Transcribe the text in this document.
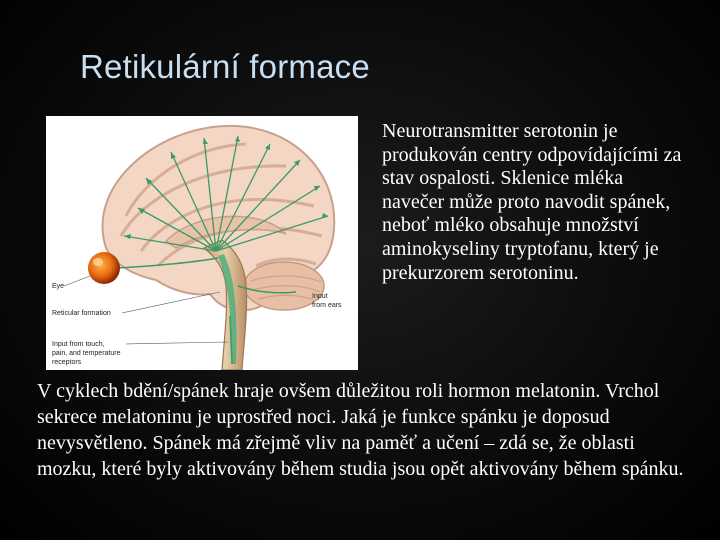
Retikulární formace
Eye
Reticular formation
Input
from ears
Input from touch,
pain, and temperature
receptors
Neurotransmitter serotonin je produkován centry odpovídajícími za stav ospalosti. Sklenice mléka navečer může proto navodit spánek, neboť mléko obsahuje množství aminokyseliny tryptofanu, který je prekurzorem serotoninu.
V cyklech bdění/spánek hraje ovšem důležitou roli hormon melatonin. Vrchol sekrece melatoninu je uprostřed noci. Jaká je funkce spánku je doposud nevysvětleno. Spánek má zřejmě vliv na paměť a učení – zdá se, že oblasti mozku, které byly aktivovány během studia jsou opět aktivovány během spánku.
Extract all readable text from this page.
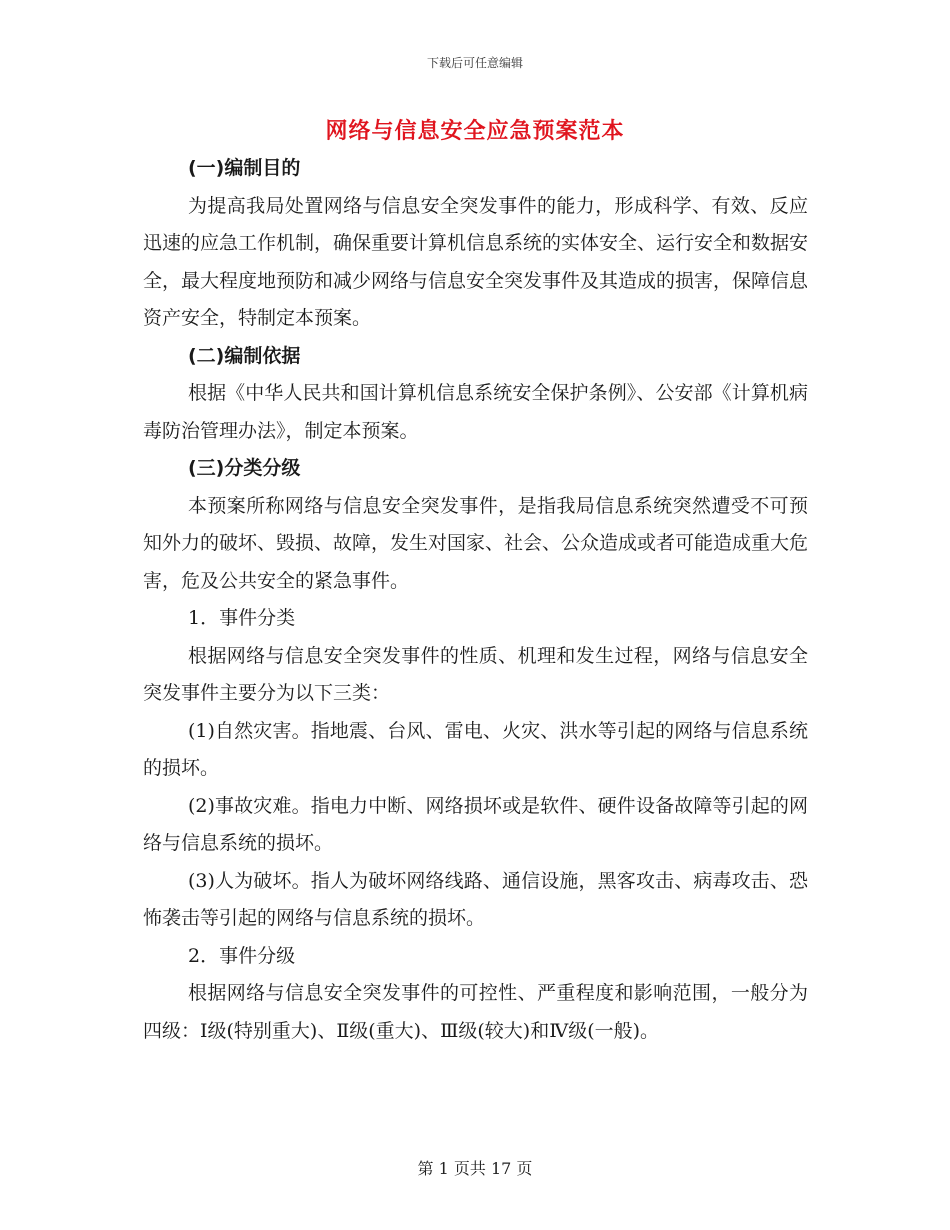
下载后可任意编辑
网络与信息安全应急预案范本

(一)编制目的

为提高我局处置网络与信息安全突发事件的能力，形成科学、有效、反应迅速的应急工作机制，确保重要计算机信息系统的实体安全、运行安全和数据安全，最大程度地预防和减少网络与信息安全突发事件及其造成的损害，保障信息资产安全，特制定本预案。

(二)编制依据

根据《中华人民共和国计算机信息系统安全保护条例》、公安部《计算机病毒防治管理办法》，制定本预案。

(三)分类分级

本预案所称网络与信息安全突发事件，是指我局信息系统突然遭受不可预知外力的破坏、毁损、故障，发生对国家、社会、公众造成或者可能造成重大危害，危及公共安全的紧急事件。

1．事件分类

根据网络与信息安全突发事件的性质、机理和发生过程，网络与信息安全突发事件主要分为以下三类：

(1)自然灾害。指地震、台风、雷电、火灾、洪水等引起的网络与信息系统的损坏。

(2)事故灾难。指电力中断、网络损坏或是软件、硬件设备故障等引起的网络与信息系统的损坏。

(3)人为破坏。指人为破坏网络线路、通信设施，黑客攻击、病毒攻击、恐怖袭击等引起的网络与信息系统的损坏。

2．事件分级

根据网络与信息安全突发事件的可控性、严重程度和影响范围，一般分为四级：Ⅰ级(特别重大)、Ⅱ级(重大)、Ⅲ级(较大)和Ⅳ级(一般)。

第 1 页共 17 页
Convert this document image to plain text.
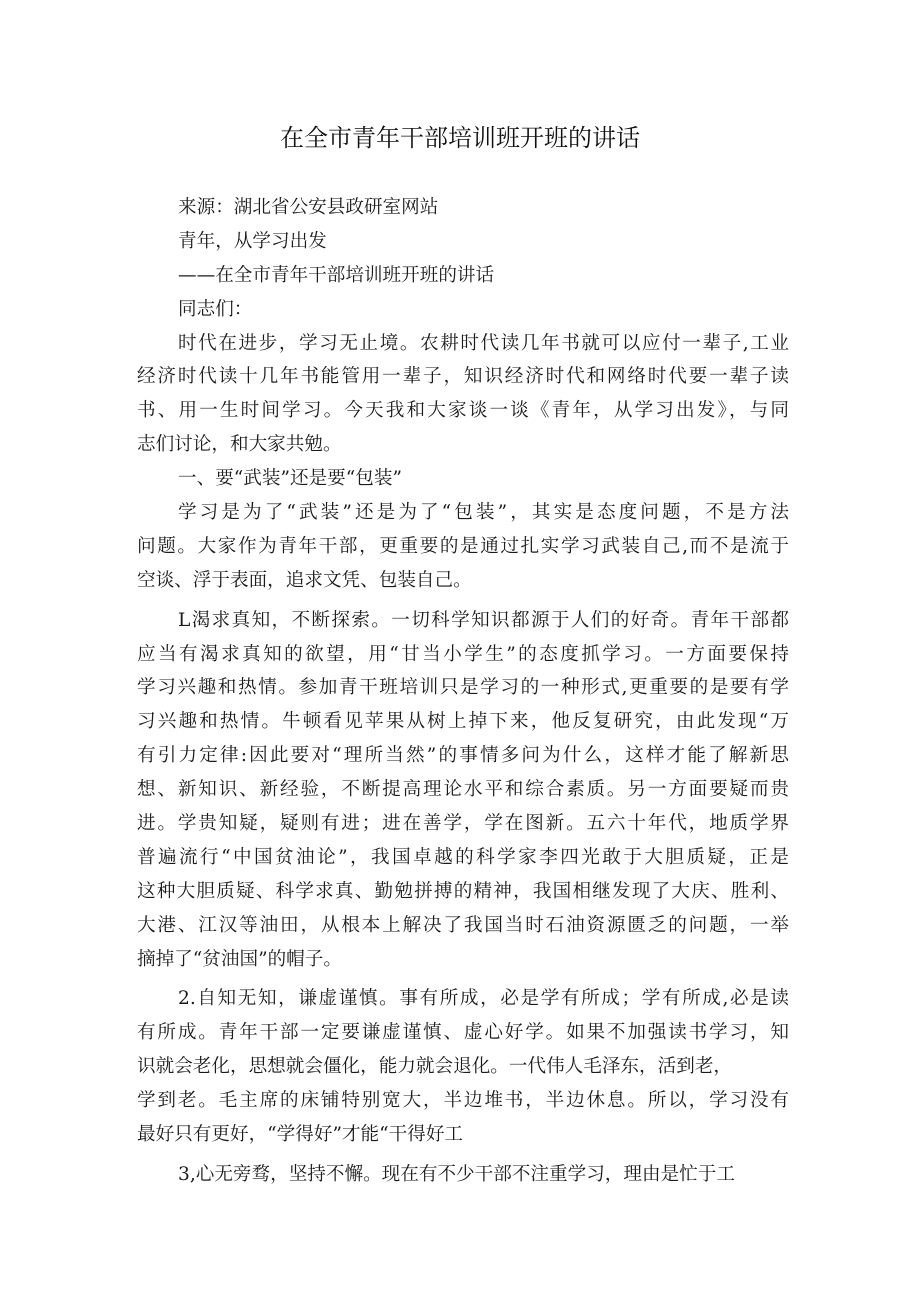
在全市青年干部培训班开班的讲话
来源：湖北省公安县政研室网站
青年，从学习出发
——在全市青年干部培训班开班的讲话
同志们：
时代在进步，学习无止境。农耕时代读几年书就可以应付一辈子,工业
经济时代读十几年书能管用一辈子，知识经济时代和网络时代要一辈子读
书、用一生时间学习。今天我和大家谈一谈《青年，从学习出发》，与同
志们讨论，和大家共勉。
一、要“武装”还是要“包装”
学习是为了“武装”还是为了“包装”，其实是态度问题，不是方法
问题。大家作为青年干部，更重要的是通过扎实学习武装自己,而不是流于
空谈、浮于表面，追求文凭、包装自己。
L渴求真知，不断探索。一切科学知识都源于人们的好奇。青年干部都
应当有渴求真知的欲望，用“甘当小学生”的态度抓学习。一方面要保持
学习兴趣和热情。参加青干班培训只是学习的一种形式,更重要的是要有学
习兴趣和热情。牛顿看见苹果从树上掉下来，他反复研究，由此发现“万
有引力定律:因此要对“理所当然”的事情多问为什么，这样才能了解新思
想、新知识、新经验，不断提高理论水平和综合素质。另一方面要疑而贵
进。学贵知疑，疑则有进；进在善学，学在图新。五六十年代，地质学界
普遍流行“中国贫油论”，我国卓越的科学家李四光敢于大胆质疑，正是
这种大胆质疑、科学求真、勤勉拼搏的精神，我国相继发现了大庆、胜利、
大港、江汉等油田，从根本上解决了我国当时石油资源匮乏的问题，一举
摘掉了“贫油国”的帽子。
2.自知无知，谦虚谨慎。事有所成，必是学有所成；学有所成,必是读
有所成。青年干部一定要谦虚谨慎、虚心好学。如果不加强读书学习，知
识就会老化，思想就会僵化，能力就会退化。一代伟人毛泽东，活到老，
学到老。毛主席的床铺特别宽大，半边堆书，半边休息。所以，学习没有
最好只有更好，“学得好”才能“干得好工
3,心无旁骛，坚持不懈。现在有不少干部不注重学习，理由是忙于工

══════════

**Instructions for the task:** Retype, word for word, the lines from the one with "Convert this document image to plain text." through the last line of the entries above, and only those lines. Leave pictures out.

**Complete answer:**
Convert this document image to plain text.
在全市青年干部培训班开班的讲话
来源：湖北省公安县政研室网站
青年，从学习出发
——在全市青年干部培训班开班的讲话
同志们：
时代在进步，学习无止境。农耕时代读几年书就可以应付一辈子,工业
经济时代读十几年书能管用一辈子，知识经济时代和网络时代要一辈子读
书、用一生时间学习。今天我和大家谈一谈《青年，从学习出发》，与同
志们讨论，和大家共勉。
一、要“武装”还是要“包装”
学习是为了“武装”还是为了“包装”，其实是态度问题，不是方法
问题。大家作为青年干部，更重要的是通过扎实学习武装自己,而不是流于
空谈、浮于表面，追求文凭、包装自己。
L渴求真知，不断探索。一切科学知识都源于人们的好奇。青年干部都
应当有渴求真知的欲望，用“甘当小学生”的态度抓学习。一方面要保持
学习兴趣和热情。参加青干班培训只是学习的一种形式,更重要的是要有学
习兴趣和热情。牛顿看见苹果从树上掉下来，他反复研究，由此发现“万
有引力定律:因此要对“理所当然”的事情多问为什么，这样才能了解新思
想、新知识、新经验，不断提高理论水平和综合素质。另一方面要疑而贵
进。学贵知疑，疑则有进；进在善学，学在图新。五六十年代，地质学界
普遍流行“中国贫油论”，我国卓越的科学家李四光敢于大胆质疑，正是
这种大胆质疑、科学求真、勤勉拼搏的精神，我国相继发现了大庆、胜利、
大港、江汉等油田，从根本上解决了我国当时石油资源匮乏的问题，一举
摘掉了“贫油国”的帽子。
2.自知无知，谦虚谨慎。事有所成，必是学有所成；学有所成,必是读
有所成。青年干部一定要谦虚谨慎、虚心好学。如果不加强读书学习，知
识就会老化，思想就会僵化，能力就会退化。一代伟人毛泽东，活到老，
学到老。毛主席的床铺特别宽大，半边堆书，半边休息。所以，学习没有
最好只有更好，“学得好”才能“干得好工
3,心无旁骛，坚持不懈。现在有不少干部不注重学习，理由是忙于工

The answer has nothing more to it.